WORK TASK 1
Summarize the text on frozen embryo disputes in two sentences.
WORK TASK 2
Translate this sentence from the text on frozen embryo disputes into Spanish: "In most contested cases, that caveat becomes the deciding factor."
WORK TASK 3
Rewrite the paragraph beginning "Most fertility clinics require" in the text on frozen embryo disputes as a bulleted list, keeping its main facts.

EXTRACT TO READ
★ ★ ★

According to reproductive attorney Melissa Brisman of Reproductive Possibilities, courts have been forced to resolve these disputes on a case-by-case basis because no unified standard exists. The judicial system can divide a house, split an investment account, or set a parenting schedule for living children. Embryos don't fit any of those boxes.
Most fertility clinics require couples to sign disposition agreements before freezing embryos — covering scenarios like death, separation, or divorce. But as Brisman notes, courts will typically uphold those agreements only if doing so doesn't force someone into parenthood against their will.
In most contested cases, that caveat becomes the deciding factor.
The Courts Are All Over the Map
Two cases show just how inconsistent the outcomes are.

★ ★ ★

INFORMATION SHOWN
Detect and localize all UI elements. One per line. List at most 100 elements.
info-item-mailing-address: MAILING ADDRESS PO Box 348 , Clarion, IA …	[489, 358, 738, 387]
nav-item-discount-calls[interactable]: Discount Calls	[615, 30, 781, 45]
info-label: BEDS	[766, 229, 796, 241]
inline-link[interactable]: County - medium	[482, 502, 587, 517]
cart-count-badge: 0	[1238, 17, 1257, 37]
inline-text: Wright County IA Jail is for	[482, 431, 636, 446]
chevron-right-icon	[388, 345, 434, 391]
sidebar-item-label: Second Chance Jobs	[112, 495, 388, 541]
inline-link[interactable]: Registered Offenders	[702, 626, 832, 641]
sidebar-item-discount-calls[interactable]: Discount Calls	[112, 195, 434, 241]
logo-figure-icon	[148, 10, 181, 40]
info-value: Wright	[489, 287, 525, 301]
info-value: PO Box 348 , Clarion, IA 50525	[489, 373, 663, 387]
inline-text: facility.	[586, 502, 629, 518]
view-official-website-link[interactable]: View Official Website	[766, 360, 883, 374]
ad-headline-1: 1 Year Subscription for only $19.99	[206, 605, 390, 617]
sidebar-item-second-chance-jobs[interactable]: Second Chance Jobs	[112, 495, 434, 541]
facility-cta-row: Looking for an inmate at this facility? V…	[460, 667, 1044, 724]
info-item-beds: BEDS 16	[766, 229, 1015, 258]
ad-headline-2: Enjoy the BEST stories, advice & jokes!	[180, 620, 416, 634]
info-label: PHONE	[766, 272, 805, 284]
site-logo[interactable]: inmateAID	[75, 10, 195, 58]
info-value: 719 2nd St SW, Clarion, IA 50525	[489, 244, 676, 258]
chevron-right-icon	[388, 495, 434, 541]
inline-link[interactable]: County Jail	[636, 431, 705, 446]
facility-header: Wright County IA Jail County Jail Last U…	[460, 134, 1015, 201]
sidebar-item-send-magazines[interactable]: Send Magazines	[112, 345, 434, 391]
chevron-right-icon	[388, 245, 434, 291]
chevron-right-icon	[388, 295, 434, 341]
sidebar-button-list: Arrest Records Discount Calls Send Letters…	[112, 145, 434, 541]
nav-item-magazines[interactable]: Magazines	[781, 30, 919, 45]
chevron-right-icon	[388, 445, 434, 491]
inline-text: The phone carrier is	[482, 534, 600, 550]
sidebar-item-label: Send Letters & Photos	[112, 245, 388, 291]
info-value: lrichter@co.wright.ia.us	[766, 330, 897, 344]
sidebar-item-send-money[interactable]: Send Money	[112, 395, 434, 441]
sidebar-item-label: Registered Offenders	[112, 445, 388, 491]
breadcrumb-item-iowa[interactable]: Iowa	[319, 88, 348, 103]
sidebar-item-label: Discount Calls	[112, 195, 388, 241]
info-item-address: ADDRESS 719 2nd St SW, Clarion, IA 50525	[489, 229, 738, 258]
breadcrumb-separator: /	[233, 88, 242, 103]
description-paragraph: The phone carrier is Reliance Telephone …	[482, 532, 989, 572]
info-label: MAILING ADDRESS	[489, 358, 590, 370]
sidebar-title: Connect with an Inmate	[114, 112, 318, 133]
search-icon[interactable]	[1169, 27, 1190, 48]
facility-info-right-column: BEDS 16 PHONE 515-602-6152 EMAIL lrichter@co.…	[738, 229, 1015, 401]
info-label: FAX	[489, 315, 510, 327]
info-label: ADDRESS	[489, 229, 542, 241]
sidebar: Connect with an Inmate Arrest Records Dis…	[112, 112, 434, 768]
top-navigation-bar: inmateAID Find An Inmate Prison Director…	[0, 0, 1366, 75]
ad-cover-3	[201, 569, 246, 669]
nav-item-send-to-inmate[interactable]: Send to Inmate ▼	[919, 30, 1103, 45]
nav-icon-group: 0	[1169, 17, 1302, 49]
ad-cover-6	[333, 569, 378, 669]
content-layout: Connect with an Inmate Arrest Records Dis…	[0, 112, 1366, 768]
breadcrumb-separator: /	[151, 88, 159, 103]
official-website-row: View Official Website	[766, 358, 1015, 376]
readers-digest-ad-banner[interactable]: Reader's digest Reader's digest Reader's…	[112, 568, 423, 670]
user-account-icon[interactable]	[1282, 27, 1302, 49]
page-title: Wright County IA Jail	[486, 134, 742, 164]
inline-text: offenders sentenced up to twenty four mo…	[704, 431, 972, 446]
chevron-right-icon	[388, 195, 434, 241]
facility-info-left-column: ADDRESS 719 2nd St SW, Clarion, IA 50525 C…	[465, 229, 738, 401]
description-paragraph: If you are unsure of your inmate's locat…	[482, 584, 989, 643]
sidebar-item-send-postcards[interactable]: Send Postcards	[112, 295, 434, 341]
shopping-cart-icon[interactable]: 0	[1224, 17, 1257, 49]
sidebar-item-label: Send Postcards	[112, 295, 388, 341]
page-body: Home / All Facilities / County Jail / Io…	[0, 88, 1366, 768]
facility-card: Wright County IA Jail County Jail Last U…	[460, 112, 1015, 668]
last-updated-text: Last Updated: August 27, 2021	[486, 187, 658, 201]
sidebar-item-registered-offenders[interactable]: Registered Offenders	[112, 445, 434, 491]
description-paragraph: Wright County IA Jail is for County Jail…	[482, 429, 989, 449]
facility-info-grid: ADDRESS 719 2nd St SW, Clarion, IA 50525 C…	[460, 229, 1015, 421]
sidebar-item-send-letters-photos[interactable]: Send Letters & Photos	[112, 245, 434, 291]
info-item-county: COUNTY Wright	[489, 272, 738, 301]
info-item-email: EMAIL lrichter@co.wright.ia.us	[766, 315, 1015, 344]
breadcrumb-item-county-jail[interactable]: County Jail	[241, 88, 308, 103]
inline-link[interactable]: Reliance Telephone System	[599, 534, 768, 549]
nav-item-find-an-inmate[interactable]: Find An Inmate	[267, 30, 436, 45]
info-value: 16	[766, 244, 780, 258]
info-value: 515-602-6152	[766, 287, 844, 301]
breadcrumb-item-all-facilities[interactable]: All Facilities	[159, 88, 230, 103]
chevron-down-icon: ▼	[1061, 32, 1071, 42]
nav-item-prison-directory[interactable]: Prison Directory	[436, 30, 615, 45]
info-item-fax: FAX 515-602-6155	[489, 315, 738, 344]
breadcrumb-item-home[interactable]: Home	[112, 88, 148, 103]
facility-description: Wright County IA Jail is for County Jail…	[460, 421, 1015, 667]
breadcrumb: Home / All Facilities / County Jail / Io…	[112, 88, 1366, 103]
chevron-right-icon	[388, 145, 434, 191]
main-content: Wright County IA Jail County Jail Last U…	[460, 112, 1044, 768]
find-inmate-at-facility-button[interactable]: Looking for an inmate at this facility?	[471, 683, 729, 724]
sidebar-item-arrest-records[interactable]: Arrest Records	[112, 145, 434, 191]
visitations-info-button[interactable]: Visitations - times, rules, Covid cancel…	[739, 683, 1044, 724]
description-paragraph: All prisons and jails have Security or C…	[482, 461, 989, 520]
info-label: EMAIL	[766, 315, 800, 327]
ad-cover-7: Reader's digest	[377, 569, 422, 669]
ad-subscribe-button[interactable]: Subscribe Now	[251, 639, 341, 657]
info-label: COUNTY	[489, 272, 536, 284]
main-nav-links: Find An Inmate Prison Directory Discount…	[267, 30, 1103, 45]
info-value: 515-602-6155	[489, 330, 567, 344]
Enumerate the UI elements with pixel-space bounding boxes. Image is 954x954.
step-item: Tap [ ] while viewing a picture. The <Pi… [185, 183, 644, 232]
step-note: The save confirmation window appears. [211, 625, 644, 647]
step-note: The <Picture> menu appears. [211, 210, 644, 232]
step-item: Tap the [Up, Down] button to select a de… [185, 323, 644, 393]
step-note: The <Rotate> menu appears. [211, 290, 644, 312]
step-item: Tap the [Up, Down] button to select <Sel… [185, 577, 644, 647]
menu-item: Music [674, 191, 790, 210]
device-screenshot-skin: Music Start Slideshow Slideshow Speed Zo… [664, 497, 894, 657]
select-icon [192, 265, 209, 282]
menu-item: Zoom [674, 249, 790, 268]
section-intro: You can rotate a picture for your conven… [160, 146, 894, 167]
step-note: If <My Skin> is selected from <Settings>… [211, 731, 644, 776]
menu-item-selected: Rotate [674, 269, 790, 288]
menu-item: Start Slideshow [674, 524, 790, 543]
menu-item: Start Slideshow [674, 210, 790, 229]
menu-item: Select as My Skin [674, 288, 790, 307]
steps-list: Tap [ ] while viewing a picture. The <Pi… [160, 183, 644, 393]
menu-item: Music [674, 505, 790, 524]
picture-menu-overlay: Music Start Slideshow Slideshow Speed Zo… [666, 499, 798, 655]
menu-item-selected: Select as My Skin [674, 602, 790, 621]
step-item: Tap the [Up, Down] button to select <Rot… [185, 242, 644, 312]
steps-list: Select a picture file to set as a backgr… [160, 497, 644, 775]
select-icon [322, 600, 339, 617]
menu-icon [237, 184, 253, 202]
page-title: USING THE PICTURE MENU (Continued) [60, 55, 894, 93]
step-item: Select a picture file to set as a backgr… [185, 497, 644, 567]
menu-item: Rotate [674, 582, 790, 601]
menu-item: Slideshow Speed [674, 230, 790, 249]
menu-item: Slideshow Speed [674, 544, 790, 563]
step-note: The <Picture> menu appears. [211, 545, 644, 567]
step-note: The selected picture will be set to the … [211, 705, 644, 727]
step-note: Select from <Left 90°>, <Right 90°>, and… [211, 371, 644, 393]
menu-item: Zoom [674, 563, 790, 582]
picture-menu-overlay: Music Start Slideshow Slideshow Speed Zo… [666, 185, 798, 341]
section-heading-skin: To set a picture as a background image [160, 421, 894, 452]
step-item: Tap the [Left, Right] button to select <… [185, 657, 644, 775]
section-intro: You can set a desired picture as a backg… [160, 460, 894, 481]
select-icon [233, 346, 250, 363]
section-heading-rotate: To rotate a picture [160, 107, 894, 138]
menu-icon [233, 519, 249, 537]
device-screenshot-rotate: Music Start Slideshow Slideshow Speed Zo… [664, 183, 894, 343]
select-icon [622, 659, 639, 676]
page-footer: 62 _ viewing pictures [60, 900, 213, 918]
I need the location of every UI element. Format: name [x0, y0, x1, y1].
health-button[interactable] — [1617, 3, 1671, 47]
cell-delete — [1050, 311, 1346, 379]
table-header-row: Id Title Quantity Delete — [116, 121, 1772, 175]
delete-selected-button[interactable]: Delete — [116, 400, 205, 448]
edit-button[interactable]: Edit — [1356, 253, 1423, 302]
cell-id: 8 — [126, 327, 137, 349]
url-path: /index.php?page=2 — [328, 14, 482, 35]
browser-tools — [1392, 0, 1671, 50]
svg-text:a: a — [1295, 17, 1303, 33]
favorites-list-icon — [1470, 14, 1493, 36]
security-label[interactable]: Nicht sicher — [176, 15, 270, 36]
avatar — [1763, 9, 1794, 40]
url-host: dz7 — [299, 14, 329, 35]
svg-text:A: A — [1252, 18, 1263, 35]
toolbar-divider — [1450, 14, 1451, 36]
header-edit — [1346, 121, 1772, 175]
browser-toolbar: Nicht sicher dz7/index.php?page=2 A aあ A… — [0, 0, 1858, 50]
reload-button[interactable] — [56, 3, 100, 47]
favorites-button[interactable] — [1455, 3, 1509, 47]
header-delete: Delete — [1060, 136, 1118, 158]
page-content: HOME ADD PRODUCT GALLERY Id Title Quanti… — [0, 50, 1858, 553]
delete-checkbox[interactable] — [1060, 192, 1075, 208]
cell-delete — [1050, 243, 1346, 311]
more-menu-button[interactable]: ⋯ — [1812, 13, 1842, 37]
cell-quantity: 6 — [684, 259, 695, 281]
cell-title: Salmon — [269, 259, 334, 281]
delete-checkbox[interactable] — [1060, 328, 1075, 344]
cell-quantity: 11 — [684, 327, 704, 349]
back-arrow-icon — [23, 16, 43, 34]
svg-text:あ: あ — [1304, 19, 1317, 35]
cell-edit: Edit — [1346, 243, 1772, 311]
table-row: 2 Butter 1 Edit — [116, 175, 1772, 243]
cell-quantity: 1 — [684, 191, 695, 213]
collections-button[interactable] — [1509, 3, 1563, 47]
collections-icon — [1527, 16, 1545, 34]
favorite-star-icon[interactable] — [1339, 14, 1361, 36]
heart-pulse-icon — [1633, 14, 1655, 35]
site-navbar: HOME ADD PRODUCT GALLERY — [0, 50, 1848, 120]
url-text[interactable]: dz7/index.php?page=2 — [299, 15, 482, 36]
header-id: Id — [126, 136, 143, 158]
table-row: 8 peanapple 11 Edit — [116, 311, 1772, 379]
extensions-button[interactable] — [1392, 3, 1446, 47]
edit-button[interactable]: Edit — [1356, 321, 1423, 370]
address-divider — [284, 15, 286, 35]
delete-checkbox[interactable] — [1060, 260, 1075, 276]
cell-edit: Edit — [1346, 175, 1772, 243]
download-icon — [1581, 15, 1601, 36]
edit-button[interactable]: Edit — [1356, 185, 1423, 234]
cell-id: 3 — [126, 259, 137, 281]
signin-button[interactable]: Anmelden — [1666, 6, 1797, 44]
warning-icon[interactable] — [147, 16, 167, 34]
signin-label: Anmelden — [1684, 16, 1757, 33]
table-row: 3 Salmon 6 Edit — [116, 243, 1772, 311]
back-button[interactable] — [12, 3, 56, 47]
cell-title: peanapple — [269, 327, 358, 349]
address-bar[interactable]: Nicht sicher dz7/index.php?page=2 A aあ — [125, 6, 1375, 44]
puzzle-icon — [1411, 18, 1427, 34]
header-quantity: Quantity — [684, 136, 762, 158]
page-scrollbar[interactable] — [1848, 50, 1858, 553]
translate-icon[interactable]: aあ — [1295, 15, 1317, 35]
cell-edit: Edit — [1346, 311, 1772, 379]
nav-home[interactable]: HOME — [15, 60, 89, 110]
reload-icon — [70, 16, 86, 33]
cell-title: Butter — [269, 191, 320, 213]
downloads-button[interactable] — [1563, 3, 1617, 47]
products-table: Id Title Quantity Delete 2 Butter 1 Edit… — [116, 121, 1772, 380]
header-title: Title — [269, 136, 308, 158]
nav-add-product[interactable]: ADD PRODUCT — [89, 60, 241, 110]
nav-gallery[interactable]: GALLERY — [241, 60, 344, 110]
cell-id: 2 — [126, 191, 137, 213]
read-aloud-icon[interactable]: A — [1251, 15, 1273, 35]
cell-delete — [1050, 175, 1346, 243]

★ ★ ★

YOUR RESPONSE 1
According to reproductive attorney Melissa Brisman, courts decide frozen embryo disputes case by case because no unified standard exists, and embryos don't fit the categories courts usually handle, such as property or parenting schedules for living children. Fertility clinics usually have couples sign disposition agreements before freezing embryos, but courts typically uphold these only if doing so doesn't force someone into parenthood against their will, and in most contested cases that caveat decides the outcome.

YOUR RESPONSE 2
En la mayoría de los casos impugnados, esa salvedad se convierte en el factor decisivo.

YOUR RESPONSE 3
- Most fertility clinics require couples to sign disposition agreements before freezing embryos.
- These agreements cover scenarios such as death, separation or divorce.
- According to Brisman, courts typically uphold them only if doing so doesn't force someone into parenthood against their will.